SHORT TASK
Without the pictures, repeat the listing character for character.

SOURCE DATA
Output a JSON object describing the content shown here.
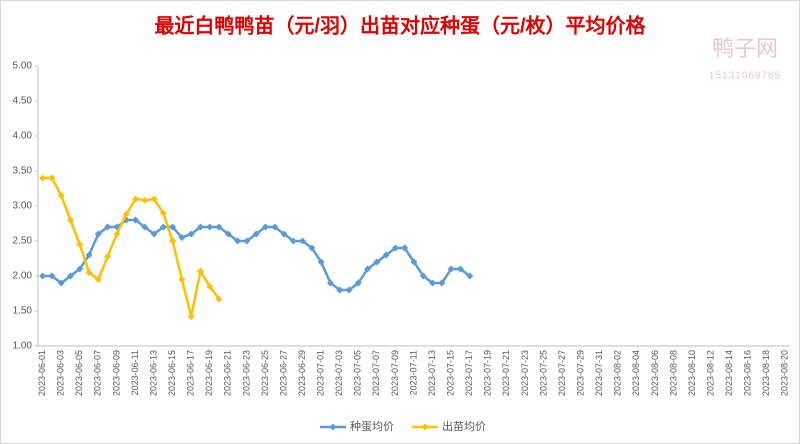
{
  "chart_data": {
    "type": "line",
    "title": "最近白鸭鸭苗（元/羽）出苗对应种蛋（元/枚）平均价格",
    "watermark": "鸭子网",
    "watermark_phone": "15131069765",
    "categories": [
      "2023-06-01",
      null,
      "2023-06-03",
      null,
      "2023-06-05",
      null,
      "2023-06-07",
      null,
      "2023-06-09",
      null,
      "2023-06-11",
      null,
      "2023-06-13",
      null,
      "2023-06-15",
      null,
      "2023-06-17",
      null,
      "2023-06-19",
      null,
      "2023-06-21",
      null,
      "2023-06-23",
      null,
      "2023-06-25",
      null,
      "2023-06-27",
      null,
      "2023-06-29",
      null,
      "2023-07-01",
      null,
      "2023-07-03",
      null,
      "2023-07-05",
      null,
      "2023-07-07",
      null,
      "2023-07-09",
      null,
      "2023-07-11",
      null,
      "2023-07-13",
      null,
      "2023-07-15",
      null,
      "2023-07-17",
      null,
      "2023-07-19",
      null,
      "2023-07-21",
      null,
      "2023-07-23",
      null,
      "2023-07-25",
      null,
      "2023-07-27",
      null,
      "2023-07-29",
      null,
      "2023-07-31",
      null,
      "2023-08-02",
      null,
      "2023-08-04",
      null,
      "2023-08-06",
      null,
      "2023-08-08",
      null,
      "2023-08-10",
      null,
      "2023-08-12",
      null,
      "2023-08-14",
      null,
      "2023-08-16",
      null,
      "2023-08-18",
      null,
      "2023-08-20"
    ],
    "series": [
      {
        "name": "种蛋均价",
        "color": "#5b9bd5",
        "values": [
          2.0,
          2.0,
          1.9,
          2.0,
          2.1,
          2.3,
          2.6,
          2.7,
          2.7,
          2.8,
          2.8,
          2.7,
          2.6,
          2.7,
          2.7,
          2.55,
          2.6,
          2.7,
          2.7,
          2.7,
          2.6,
          2.5,
          2.5,
          2.6,
          2.7,
          2.7,
          2.6,
          2.5,
          2.5,
          2.4,
          2.2,
          1.9,
          1.8,
          1.8,
          1.9,
          2.1,
          2.2,
          2.3,
          2.4,
          2.4,
          2.2,
          2.0,
          1.9,
          1.9,
          2.1,
          2.1,
          2.0,
          null,
          null,
          null,
          null,
          null,
          null,
          null,
          null,
          null,
          null,
          null,
          null,
          null,
          null,
          null,
          null,
          null,
          null,
          null,
          null,
          null,
          null,
          null,
          null,
          null,
          null,
          null,
          null,
          null,
          null,
          null,
          null,
          null,
          null
        ]
      },
      {
        "name": "出苗均价",
        "color": "#ffc000",
        "values": [
          3.4,
          3.4,
          3.15,
          2.8,
          2.45,
          2.05,
          1.95,
          2.28,
          2.6,
          2.88,
          3.1,
          3.08,
          3.1,
          2.9,
          2.5,
          1.95,
          1.42,
          2.07,
          1.85,
          1.67,
          null,
          null,
          null,
          null,
          null,
          null,
          null,
          null,
          null,
          null,
          null,
          null,
          null,
          null,
          null,
          null,
          null,
          null,
          null,
          null,
          null,
          null,
          null,
          null,
          null,
          null,
          null,
          null,
          null,
          null,
          null,
          null,
          null,
          null,
          null,
          null,
          null,
          null,
          null,
          null,
          null,
          null,
          null,
          null,
          null,
          null,
          null,
          null,
          null,
          null,
          null,
          null,
          null,
          null,
          null,
          null,
          null,
          null,
          null,
          null,
          null
        ]
      }
    ],
    "ylim": [
      1,
      5
    ],
    "yticks": [
      {
        "value": 1,
        "label": "1.00"
      },
      {
        "value": 1.5,
        "label": "1.50"
      },
      {
        "value": 2,
        "label": "2.00"
      },
      {
        "value": 2.5,
        "label": "2.50"
      },
      {
        "value": 3,
        "label": "3.00"
      },
      {
        "value": 3.5,
        "label": "3.50"
      },
      {
        "value": 4,
        "label": "4.00"
      },
      {
        "value": 4.5,
        "label": "4.50"
      },
      {
        "value": 5,
        "label": "5.00"
      }
    ],
    "grid": false,
    "legend": "bottom"
  }
}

TASK ANSWER
Output a JSON object describing the content shown here.
{
  "chart_data": {
    "type": "line",
    "title": "最近白鸭鸭苗（元/羽）出苗对应种蛋（元/枚）平均价格",
    "watermark": "鸭子网",
    "watermark_phone": "15131069765",
    "categories": [
      "2023-06-01",
      null,
      "2023-06-03",
      null,
      "2023-06-05",
      null,
      "2023-06-07",
      null,
      "2023-06-09",
      null,
      "2023-06-11",
      null,
      "2023-06-13",
      null,
      "2023-06-15",
      null,
      "2023-06-17",
      null,
      "2023-06-19",
      null,
      "2023-06-21",
      null,
      "2023-06-23",
      null,
      "2023-06-25",
      null,
      "2023-06-27",
      null,
      "2023-06-29",
      null,
      "2023-07-01",
      null,
      "2023-07-03",
      null,
      "2023-07-05",
      null,
      "2023-07-07",
      null,
      "2023-07-09",
      null,
      "2023-07-11",
      null,
      "2023-07-13",
      null,
      "2023-07-15",
      null,
      "2023-07-17",
      null,
      "2023-07-19",
      null,
      "2023-07-21",
      null,
      "2023-07-23",
      null,
      "2023-07-25",
      null,
      "2023-07-27",
      null,
      "2023-07-29",
      null,
      "2023-07-31",
      null,
      "2023-08-02",
      null,
      "2023-08-04",
      null,
      "2023-08-06",
      null,
      "2023-08-08",
      null,
      "2023-08-10",
      null,
      "2023-08-12",
      null,
      "2023-08-14",
      null,
      "2023-08-16",
      null,
      "2023-08-18",
      null,
      "2023-08-20"
    ],
    "series": [
      {
        "name": "种蛋均价",
        "color": "#5b9bd5",
        "values": [
          2.0,
          2.0,
          1.9,
          2.0,
          2.1,
          2.3,
          2.6,
          2.7,
          2.7,
          2.8,
          2.8,
          2.7,
          2.6,
          2.7,
          2.7,
          2.55,
          2.6,
          2.7,
          2.7,
          2.7,
          2.6,
          2.5,
          2.5,
          2.6,
          2.7,
          2.7,
          2.6,
          2.5,
          2.5,
          2.4,
          2.2,
          1.9,
          1.8,
          1.8,
          1.9,
          2.1,
          2.2,
          2.3,
          2.4,
          2.4,
          2.2,
          2.0,
          1.9,
          1.9,
          2.1,
          2.1,
          2.0,
          null,
          null,
          null,
          null,
          null,
          null,
          null,
          null,
          null,
          null,
          null,
          null,
          null,
          null,
          null,
          null,
          null,
          null,
          null,
          null,
          null,
          null,
          null,
          null,
          null,
          null,
          null,
          null,
          null,
          null,
          null,
          null,
          null,
          null
        ]
      },
      {
        "name": "出苗均价",
        "color": "#ffc000",
        "values": [
          3.4,
          3.4,
          3.15,
          2.8,
          2.45,
          2.05,
          1.95,
          2.28,
          2.6,
          2.88,
          3.1,
          3.08,
          3.1,
          2.9,
          2.5,
          1.95,
          1.42,
          2.07,
          1.85,
          1.67,
          null,
          null,
          null,
          null,
          null,
          null,
          null,
          null,
          null,
          null,
          null,
          null,
          null,
          null,
          null,
          null,
          null,
          null,
          null,
          null,
          null,
          null,
          null,
          null,
          null,
          null,
          null,
          null,
          null,
          null,
          null,
          null,
          null,
          null,
          null,
          null,
          null,
          null,
          null,
          null,
          null,
          null,
          null,
          null,
          null,
          null,
          null,
          null,
          null,
          null,
          null,
          null,
          null,
          null,
          null,
          null,
          null,
          null,
          null,
          null,
          null
        ]
      }
    ],
    "ylim": [
      1,
      5
    ],
    "yticks": [
      {
        "value": 1,
        "label": "1.00"
      },
      {
        "value": 1.5,
        "label": "1.50"
      },
      {
        "value": 2,
        "label": "2.00"
      },
      {
        "value": 2.5,
        "label": "2.50"
      },
      {
        "value": 3,
        "label": "3.00"
      },
      {
        "value": 3.5,
        "label": "3.50"
      },
      {
        "value": 4,
        "label": "4.00"
      },
      {
        "value": 4.5,
        "label": "4.50"
      },
      {
        "value": 5,
        "label": "5.00"
      }
    ],
    "grid": false,
    "legend": "bottom"
  }
}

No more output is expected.